Job: For the listing underneath, give the count of lines containing the string "węgla" and nothing further.

(Collected data entries)
++++

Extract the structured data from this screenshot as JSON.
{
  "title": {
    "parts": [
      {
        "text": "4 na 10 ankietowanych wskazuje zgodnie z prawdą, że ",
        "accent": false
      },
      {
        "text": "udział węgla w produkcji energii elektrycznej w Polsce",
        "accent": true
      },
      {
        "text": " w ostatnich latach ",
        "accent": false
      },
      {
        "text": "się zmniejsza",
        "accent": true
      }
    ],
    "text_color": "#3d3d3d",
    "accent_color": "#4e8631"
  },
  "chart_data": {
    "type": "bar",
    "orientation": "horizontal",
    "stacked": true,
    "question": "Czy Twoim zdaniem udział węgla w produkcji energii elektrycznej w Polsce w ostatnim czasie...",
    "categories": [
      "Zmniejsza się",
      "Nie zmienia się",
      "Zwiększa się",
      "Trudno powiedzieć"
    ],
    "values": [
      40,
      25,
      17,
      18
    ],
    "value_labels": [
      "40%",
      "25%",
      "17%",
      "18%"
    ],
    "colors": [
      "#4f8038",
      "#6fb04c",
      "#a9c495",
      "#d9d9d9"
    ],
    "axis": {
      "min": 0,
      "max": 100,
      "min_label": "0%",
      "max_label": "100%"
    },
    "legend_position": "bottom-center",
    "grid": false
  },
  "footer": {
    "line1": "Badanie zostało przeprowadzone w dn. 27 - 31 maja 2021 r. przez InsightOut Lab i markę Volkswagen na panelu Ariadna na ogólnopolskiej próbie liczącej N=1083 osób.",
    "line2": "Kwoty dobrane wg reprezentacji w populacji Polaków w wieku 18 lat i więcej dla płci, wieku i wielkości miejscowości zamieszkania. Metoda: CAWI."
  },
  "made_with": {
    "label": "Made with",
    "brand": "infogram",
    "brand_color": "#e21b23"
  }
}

++++

Task result: 2